## [RECORD SET]
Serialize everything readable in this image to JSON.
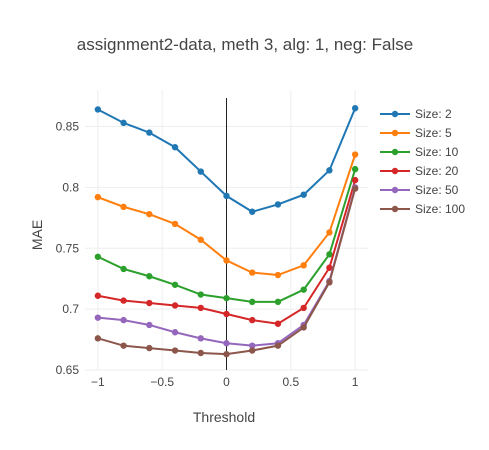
{
  "chart_data": {
    "type": "line",
    "title": "assignment2-data, meth 3, alg: 1, neg: False",
    "xlabel": "Threshold",
    "ylabel": "MAE",
    "xlim": [
      -1.1,
      1.1
    ],
    "ylim": [
      0.65,
      0.88
    ],
    "xticks": [
      -1,
      -0.5,
      0,
      0.5,
      1
    ],
    "xtick_labels": [
      "−1",
      "−0.5",
      "0",
      "0.5",
      "1"
    ],
    "yticks": [
      0.65,
      0.7,
      0.75,
      0.8,
      0.85
    ],
    "ytick_labels": [
      "0.65",
      "0.7",
      "0.75",
      "0.8",
      "0.85"
    ],
    "grid": true,
    "legend_position": "top-right",
    "x": [
      -1,
      -0.8,
      -0.6,
      -0.4,
      -0.2,
      0,
      0.2,
      0.4,
      0.6,
      0.8,
      1
    ],
    "series": [
      {
        "name": "Size: 2",
        "color": "#1f77b4",
        "values": [
          0.864,
          0.853,
          0.845,
          0.833,
          0.813,
          0.793,
          0.78,
          0.786,
          0.794,
          0.814,
          0.865
        ]
      },
      {
        "name": "Size: 5",
        "color": "#ff7f0e",
        "values": [
          0.792,
          0.784,
          0.778,
          0.77,
          0.757,
          0.74,
          0.73,
          0.728,
          0.736,
          0.763,
          0.827
        ]
      },
      {
        "name": "Size: 10",
        "color": "#2ca02c",
        "values": [
          0.743,
          0.733,
          0.727,
          0.72,
          0.712,
          0.709,
          0.706,
          0.706,
          0.716,
          0.745,
          0.815
        ]
      },
      {
        "name": "Size: 20",
        "color": "#d62728",
        "values": [
          0.711,
          0.707,
          0.705,
          0.703,
          0.701,
          0.696,
          0.691,
          0.688,
          0.701,
          0.734,
          0.806
        ]
      },
      {
        "name": "Size: 50",
        "color": "#9467bd",
        "values": [
          0.693,
          0.691,
          0.687,
          0.681,
          0.676,
          0.672,
          0.67,
          0.672,
          0.687,
          0.723,
          0.8
        ]
      },
      {
        "name": "Size: 100",
        "color": "#8c564b",
        "values": [
          0.676,
          0.67,
          0.668,
          0.666,
          0.664,
          0.663,
          0.666,
          0.67,
          0.685,
          0.722,
          0.799
        ]
      }
    ]
  }
}
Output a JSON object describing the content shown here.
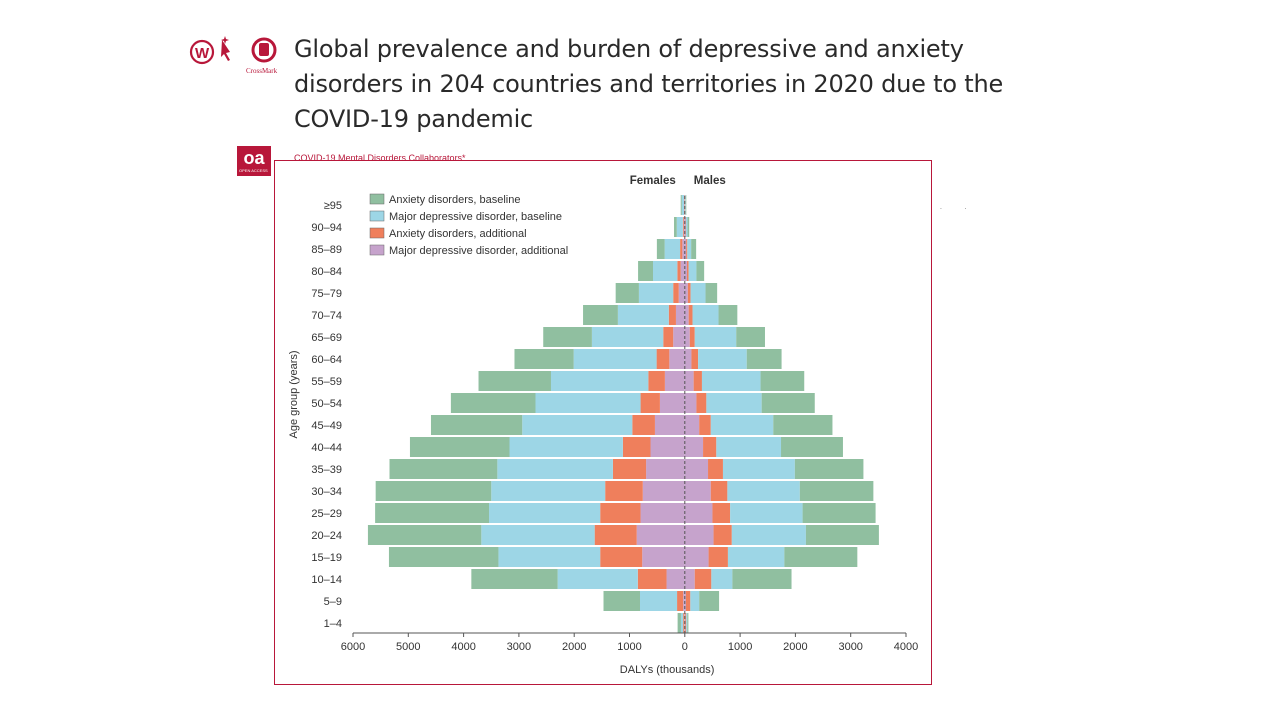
{
  "header": {
    "title": "Global prevalence and burden of depressive and anxiety disorders in 204 countries and territories in 2020 due to the COVID-19 pandemic",
    "badge": "oa",
    "badge_sub": "OPEN ACCESS",
    "crossmark": "CrossMark",
    "authors": "COVID-19 Mental Disorders Collaborators*"
  },
  "colors": {
    "anxiety_baseline": "#90bfa0",
    "mdd_baseline": "#9dd6e6",
    "anxiety_additional": "#ef7f5c",
    "mdd_additional": "#c6a3cc",
    "frame": "#b8173a",
    "logo": "#b8173a"
  },
  "chart_data": {
    "type": "bar",
    "orientation": "horizontal-population-pyramid",
    "xlabel": "DALYs (thousands)",
    "ylabel": "Age group (years)",
    "left_label": "Females",
    "right_label": "Males",
    "xlim": [
      -6000,
      4000
    ],
    "x_ticks": [
      -6000,
      -5000,
      -4000,
      -3000,
      -2000,
      -1000,
      0,
      1000,
      2000,
      3000,
      4000
    ],
    "x_tick_labels": [
      "6000",
      "5000",
      "4000",
      "3000",
      "2000",
      "1000",
      "0",
      "1000",
      "2000",
      "3000",
      "4000"
    ],
    "legend_position": "top-left",
    "categories": [
      "1–4",
      "5–9",
      "10–14",
      "15–19",
      "20–24",
      "25–29",
      "30–34",
      "35–39",
      "40–44",
      "45–49",
      "50–54",
      "55–59",
      "60–64",
      "65–69",
      "70–74",
      "75–79",
      "80–84",
      "85–89",
      "90–94",
      "≥95"
    ],
    "series": [
      {
        "name": "Major depressive disorder, additional",
        "females": [
          10,
          30,
          330,
          770,
          870,
          800,
          760,
          700,
          620,
          540,
          450,
          360,
          280,
          210,
          160,
          110,
          75,
          45,
          20,
          8
        ],
        "males": [
          10,
          20,
          180,
          430,
          520,
          500,
          470,
          420,
          330,
          260,
          210,
          160,
          120,
          90,
          70,
          55,
          40,
          25,
          12,
          4
        ]
      },
      {
        "name": "Anxiety disorders, additional",
        "females": [
          20,
          110,
          520,
          760,
          760,
          730,
          680,
          600,
          500,
          410,
          350,
          300,
          230,
          180,
          130,
          100,
          60,
          40,
          15,
          6
        ],
        "males": [
          15,
          80,
          300,
          350,
          330,
          320,
          300,
          270,
          240,
          210,
          180,
          150,
          120,
          90,
          70,
          50,
          30,
          20,
          8,
          3
        ]
      },
      {
        "name": "Major depressive disorder, baseline",
        "females": [
          40,
          670,
          1450,
          1840,
          2050,
          2010,
          2060,
          2090,
          2050,
          1990,
          1900,
          1760,
          1500,
          1290,
          920,
          620,
          440,
          280,
          110,
          40
        ],
        "males": [
          20,
          160,
          380,
          1020,
          1340,
          1310,
          1310,
          1300,
          1170,
          1130,
          1000,
          1060,
          880,
          750,
          470,
          270,
          140,
          70,
          30,
          10
        ],
        "values_note": ""
      },
      {
        "name": "Anxiety disorders, baseline",
        "females": [
          60,
          660,
          1560,
          1980,
          2050,
          2060,
          2090,
          1950,
          1800,
          1650,
          1530,
          1310,
          1070,
          880,
          630,
          420,
          270,
          140,
          50,
          20
        ],
        "males": [
          20,
          360,
          1070,
          1320,
          1320,
          1320,
          1330,
          1240,
          1120,
          1070,
          960,
          790,
          630,
          520,
          340,
          210,
          140,
          90,
          30,
          10
        ]
      }
    ]
  }
}
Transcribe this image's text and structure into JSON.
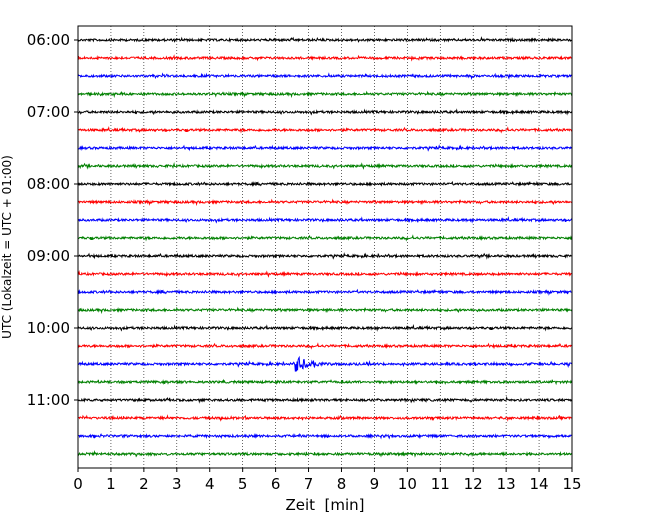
{
  "chart_data": {
    "type": "line",
    "title": "",
    "xlabel": "Zeit  [min]",
    "ylabel": "UTC (Lokalzeit = UTC + 01:00)",
    "xlim": [
      0,
      15
    ],
    "x_ticks": [
      0,
      1,
      2,
      3,
      4,
      5,
      6,
      7,
      8,
      9,
      10,
      11,
      12,
      13,
      14,
      15
    ],
    "grid": "vertical dotted lines at each minute",
    "y_ticks": [
      "06:00",
      "07:00",
      "08:00",
      "09:00",
      "10:00",
      "11:00"
    ],
    "trace_interval_minutes": 15,
    "colors_cycle": [
      "#000000",
      "#ff0000",
      "#0000ff",
      "#008000"
    ],
    "series": [
      {
        "start": "06:00",
        "color": "#000000"
      },
      {
        "start": "06:15",
        "color": "#ff0000"
      },
      {
        "start": "06:30",
        "color": "#0000ff"
      },
      {
        "start": "06:45",
        "color": "#008000"
      },
      {
        "start": "07:00",
        "color": "#000000"
      },
      {
        "start": "07:15",
        "color": "#ff0000"
      },
      {
        "start": "07:30",
        "color": "#0000ff"
      },
      {
        "start": "07:45",
        "color": "#008000"
      },
      {
        "start": "08:00",
        "color": "#000000"
      },
      {
        "start": "08:15",
        "color": "#ff0000"
      },
      {
        "start": "08:30",
        "color": "#0000ff"
      },
      {
        "start": "08:45",
        "color": "#008000"
      },
      {
        "start": "09:00",
        "color": "#000000"
      },
      {
        "start": "09:15",
        "color": "#ff0000"
      },
      {
        "start": "09:30",
        "color": "#0000ff"
      },
      {
        "start": "09:45",
        "color": "#008000"
      },
      {
        "start": "10:00",
        "color": "#000000"
      },
      {
        "start": "10:15",
        "color": "#ff0000"
      },
      {
        "start": "10:30",
        "color": "#0000ff",
        "event": {
          "onset_min": 6.6,
          "peak_min": 6.7,
          "duration_min": 1.5,
          "amplitude": 3.5
        }
      },
      {
        "start": "10:45",
        "color": "#008000"
      },
      {
        "start": "11:00",
        "color": "#000000"
      },
      {
        "start": "11:15",
        "color": "#ff0000"
      },
      {
        "start": "11:30",
        "color": "#0000ff"
      },
      {
        "start": "11:45",
        "color": "#008000"
      }
    ]
  }
}
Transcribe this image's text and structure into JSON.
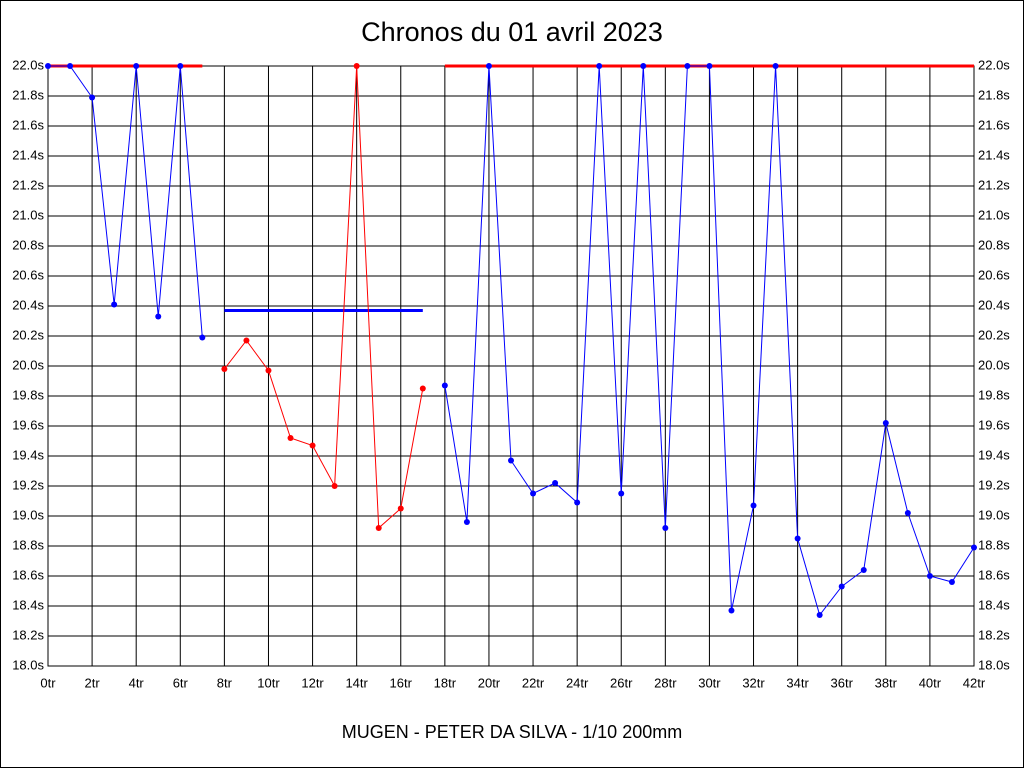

## [EXERCISE DETAILS]
Provide the number of lines in these entries that hold the word "xlabel", without any accompanying text.

## [EXPECTED ANSWER]
3